Aim of the task:
Spot each line in the records below where the word "บมอบหมาย" occurs, then copy it.
------------------------------------------------------------
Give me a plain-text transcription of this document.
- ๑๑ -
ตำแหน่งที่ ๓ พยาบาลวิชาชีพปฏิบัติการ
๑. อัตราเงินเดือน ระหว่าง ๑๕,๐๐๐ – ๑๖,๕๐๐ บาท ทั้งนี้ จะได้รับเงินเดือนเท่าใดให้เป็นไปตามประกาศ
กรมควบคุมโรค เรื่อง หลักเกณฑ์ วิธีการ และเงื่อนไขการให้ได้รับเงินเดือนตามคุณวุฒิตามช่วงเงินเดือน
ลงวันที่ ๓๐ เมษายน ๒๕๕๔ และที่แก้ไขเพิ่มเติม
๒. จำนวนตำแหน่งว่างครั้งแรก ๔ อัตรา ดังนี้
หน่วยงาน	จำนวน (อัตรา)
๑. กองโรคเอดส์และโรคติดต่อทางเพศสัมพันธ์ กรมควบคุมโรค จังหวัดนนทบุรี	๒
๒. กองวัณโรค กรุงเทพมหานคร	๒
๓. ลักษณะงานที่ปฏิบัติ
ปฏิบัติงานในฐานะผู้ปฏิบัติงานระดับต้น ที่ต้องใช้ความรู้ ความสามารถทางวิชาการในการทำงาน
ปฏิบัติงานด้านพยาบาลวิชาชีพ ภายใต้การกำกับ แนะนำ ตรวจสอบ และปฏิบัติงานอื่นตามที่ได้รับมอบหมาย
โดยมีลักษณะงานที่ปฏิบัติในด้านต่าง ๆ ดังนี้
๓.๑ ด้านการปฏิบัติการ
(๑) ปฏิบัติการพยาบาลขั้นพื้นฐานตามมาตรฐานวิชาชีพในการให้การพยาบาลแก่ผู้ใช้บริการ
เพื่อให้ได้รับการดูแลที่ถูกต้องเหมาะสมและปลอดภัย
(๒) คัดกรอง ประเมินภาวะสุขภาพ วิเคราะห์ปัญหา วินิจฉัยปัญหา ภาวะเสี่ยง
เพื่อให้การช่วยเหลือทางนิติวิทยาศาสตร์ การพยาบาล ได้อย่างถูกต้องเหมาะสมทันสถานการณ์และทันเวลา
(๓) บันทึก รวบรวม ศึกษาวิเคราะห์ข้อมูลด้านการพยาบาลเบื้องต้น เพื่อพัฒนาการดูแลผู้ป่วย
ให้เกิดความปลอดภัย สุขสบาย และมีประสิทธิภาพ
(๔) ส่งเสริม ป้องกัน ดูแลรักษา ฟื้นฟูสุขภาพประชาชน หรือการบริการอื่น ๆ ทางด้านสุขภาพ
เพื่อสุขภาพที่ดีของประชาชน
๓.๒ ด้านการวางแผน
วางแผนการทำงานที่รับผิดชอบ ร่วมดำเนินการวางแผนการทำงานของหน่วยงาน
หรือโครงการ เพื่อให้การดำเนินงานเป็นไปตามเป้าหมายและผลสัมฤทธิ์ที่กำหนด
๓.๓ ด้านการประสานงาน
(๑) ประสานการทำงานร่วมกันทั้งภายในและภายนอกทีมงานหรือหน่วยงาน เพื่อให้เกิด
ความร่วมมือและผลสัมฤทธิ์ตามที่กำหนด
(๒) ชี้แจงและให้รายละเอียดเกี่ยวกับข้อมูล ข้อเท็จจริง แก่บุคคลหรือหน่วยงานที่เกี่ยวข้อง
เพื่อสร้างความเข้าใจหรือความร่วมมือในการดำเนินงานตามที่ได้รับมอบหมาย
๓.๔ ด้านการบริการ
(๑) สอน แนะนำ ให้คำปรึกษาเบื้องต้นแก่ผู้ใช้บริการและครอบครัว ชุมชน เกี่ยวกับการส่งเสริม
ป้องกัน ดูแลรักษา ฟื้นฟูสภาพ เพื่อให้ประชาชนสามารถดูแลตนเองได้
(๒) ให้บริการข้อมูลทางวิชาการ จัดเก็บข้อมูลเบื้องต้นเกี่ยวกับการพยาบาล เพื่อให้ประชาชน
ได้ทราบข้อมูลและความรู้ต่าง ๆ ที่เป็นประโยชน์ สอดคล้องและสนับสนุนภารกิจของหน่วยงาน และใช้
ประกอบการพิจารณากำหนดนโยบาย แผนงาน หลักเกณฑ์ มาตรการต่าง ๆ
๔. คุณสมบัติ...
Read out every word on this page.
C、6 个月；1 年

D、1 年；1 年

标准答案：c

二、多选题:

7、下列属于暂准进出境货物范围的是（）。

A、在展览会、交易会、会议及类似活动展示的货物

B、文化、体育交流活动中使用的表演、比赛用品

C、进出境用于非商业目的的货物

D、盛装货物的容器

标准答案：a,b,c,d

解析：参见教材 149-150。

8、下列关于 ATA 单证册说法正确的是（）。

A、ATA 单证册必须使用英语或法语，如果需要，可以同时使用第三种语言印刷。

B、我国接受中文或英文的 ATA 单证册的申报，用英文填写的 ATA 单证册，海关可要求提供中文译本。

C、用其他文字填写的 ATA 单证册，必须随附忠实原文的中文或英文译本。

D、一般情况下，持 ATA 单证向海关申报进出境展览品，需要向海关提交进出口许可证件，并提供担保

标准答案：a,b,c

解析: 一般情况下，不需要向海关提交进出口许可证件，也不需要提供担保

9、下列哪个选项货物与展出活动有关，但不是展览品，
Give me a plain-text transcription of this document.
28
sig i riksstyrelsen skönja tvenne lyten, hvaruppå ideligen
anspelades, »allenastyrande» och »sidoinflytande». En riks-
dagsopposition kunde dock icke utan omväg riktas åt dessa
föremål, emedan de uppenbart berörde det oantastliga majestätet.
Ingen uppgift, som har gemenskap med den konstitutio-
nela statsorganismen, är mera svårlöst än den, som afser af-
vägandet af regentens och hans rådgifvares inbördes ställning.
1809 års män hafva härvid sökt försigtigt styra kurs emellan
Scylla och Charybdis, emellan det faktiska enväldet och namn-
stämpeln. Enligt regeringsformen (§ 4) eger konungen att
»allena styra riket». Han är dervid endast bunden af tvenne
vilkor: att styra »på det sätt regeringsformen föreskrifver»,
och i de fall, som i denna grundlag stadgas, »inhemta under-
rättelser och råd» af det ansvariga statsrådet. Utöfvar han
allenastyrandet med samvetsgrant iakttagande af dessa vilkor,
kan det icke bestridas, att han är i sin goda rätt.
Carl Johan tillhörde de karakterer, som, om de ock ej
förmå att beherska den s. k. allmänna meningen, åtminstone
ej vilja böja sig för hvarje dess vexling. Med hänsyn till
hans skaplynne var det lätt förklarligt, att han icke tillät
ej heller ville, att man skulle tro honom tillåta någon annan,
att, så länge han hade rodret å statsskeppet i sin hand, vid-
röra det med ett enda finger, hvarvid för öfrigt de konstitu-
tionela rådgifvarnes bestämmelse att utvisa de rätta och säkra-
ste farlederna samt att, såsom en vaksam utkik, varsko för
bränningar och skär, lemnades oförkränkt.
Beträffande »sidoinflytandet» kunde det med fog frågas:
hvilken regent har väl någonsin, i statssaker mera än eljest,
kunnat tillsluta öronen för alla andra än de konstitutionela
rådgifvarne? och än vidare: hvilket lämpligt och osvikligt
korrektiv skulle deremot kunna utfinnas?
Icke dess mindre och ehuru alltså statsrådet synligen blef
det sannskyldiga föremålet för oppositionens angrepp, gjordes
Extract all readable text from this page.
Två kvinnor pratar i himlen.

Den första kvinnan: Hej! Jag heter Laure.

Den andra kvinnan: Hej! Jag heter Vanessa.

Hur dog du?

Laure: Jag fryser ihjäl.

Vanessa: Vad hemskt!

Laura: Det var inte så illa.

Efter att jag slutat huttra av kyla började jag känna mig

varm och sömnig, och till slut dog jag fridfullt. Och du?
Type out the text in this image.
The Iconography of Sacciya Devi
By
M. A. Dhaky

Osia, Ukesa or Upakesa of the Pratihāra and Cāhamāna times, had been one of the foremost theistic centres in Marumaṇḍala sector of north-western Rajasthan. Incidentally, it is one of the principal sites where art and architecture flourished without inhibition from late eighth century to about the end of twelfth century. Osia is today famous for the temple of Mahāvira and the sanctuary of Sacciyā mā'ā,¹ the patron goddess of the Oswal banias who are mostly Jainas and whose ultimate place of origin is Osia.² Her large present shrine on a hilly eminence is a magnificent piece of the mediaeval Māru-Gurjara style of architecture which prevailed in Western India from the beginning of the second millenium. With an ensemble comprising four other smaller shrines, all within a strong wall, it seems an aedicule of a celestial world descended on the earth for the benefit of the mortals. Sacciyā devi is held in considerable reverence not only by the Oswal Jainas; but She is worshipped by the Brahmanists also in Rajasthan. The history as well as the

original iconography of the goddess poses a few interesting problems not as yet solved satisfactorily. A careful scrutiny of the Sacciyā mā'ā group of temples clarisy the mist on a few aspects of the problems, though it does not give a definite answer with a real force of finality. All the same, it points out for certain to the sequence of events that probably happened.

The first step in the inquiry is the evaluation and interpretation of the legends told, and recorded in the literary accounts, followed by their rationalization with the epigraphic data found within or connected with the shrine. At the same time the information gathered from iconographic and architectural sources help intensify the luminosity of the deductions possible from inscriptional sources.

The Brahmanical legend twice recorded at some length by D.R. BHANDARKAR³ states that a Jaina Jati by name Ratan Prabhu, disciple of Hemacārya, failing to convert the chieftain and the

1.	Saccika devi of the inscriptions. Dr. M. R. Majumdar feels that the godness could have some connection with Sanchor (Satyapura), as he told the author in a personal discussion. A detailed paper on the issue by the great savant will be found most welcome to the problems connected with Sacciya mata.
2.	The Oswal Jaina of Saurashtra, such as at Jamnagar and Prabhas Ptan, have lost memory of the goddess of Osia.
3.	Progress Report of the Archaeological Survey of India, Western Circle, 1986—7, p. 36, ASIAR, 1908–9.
------------------------------------------------------------
Complete response:
ปฏิบัติงานด้านพยาบาลวิชาชีพ ภายใต้การกำกับ แนะนำ ตรวจสอบ และปฏิบัติงานอื่นตามที่ได้รับมอบหมาย
เพื่อสร้างความเข้าใจหรือความร่วมมือในการดำเนินงานตามที่ได้รับมอบหมาย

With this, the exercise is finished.